• _Goal of the exercise_
Find the lines with the string "subtitle" and return them.

Data entries for graphics:
^^^^
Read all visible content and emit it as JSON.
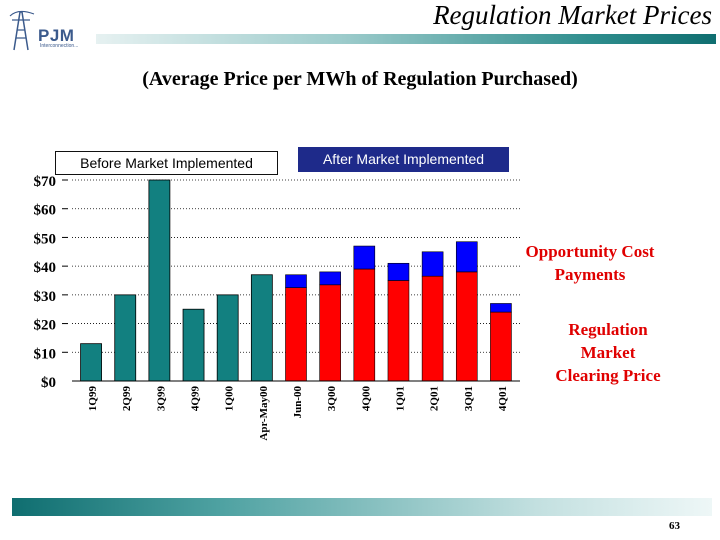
{
  "header": {
    "title": "Regulation Market Prices",
    "logo_text": "PJM",
    "logo_sub": "Interconnection..."
  },
  "subtitle": "(Average Price per MWh of Regulation Purchased)",
  "annotations": {
    "before": "Before Market Implemented",
    "after": "After Market Implemented"
  },
  "legend": {
    "opportunity_line1": "Opportunity Cost",
    "opportunity_line2": "Payments",
    "regulation_line1": "Regulation",
    "regulation_line2": "Market",
    "regulation_line3": "Clearing Price"
  },
  "footer": {
    "page_number": "63"
  },
  "colors": {
    "before_bar": "#128080",
    "clearing": "#ff0000",
    "opportunity": "#0000ff",
    "after_box": "#1e2a8a",
    "legend_text": "#e00000"
  },
  "chart_data": {
    "type": "bar",
    "title": "Regulation Market Prices",
    "subtitle": "(Average Price per MWh of Regulation Purchased)",
    "xlabel": "",
    "ylabel": "",
    "ylim": [
      0,
      70
    ],
    "yticks": [
      "$0",
      "$10",
      "$20",
      "$30",
      "$40",
      "$50",
      "$60",
      "$70"
    ],
    "ytick_values": [
      0,
      10,
      20,
      30,
      40,
      50,
      60,
      70
    ],
    "stacked": true,
    "categories": [
      "1Q99",
      "2Q99",
      "3Q99",
      "4Q99",
      "1Q00",
      "Apr-May00",
      "Jun-00",
      "3Q00",
      "4Q00",
      "1Q01",
      "2Q01",
      "3Q01",
      "4Q01"
    ],
    "series": [
      {
        "name": "Before Market Implemented",
        "values": [
          13,
          30,
          70,
          25,
          30,
          37,
          0,
          0,
          0,
          0,
          0,
          0,
          0
        ]
      },
      {
        "name": "Regulation Market Clearing Price",
        "values": [
          0,
          0,
          0,
          0,
          0,
          0,
          32.5,
          33.5,
          39,
          35,
          36.5,
          38,
          24
        ]
      },
      {
        "name": "Opportunity Cost Payments",
        "values": [
          0,
          0,
          0,
          0,
          0,
          0,
          4.5,
          4.5,
          8,
          6,
          8.5,
          10.5,
          3
        ]
      }
    ]
  }
}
^^^^
• _Answer to this exercise_
  "subtitle": "(Average Price per MWh of Regulation Purchased)",
    "subtitle": "(Average Price per MWh of Regulation Purchased)",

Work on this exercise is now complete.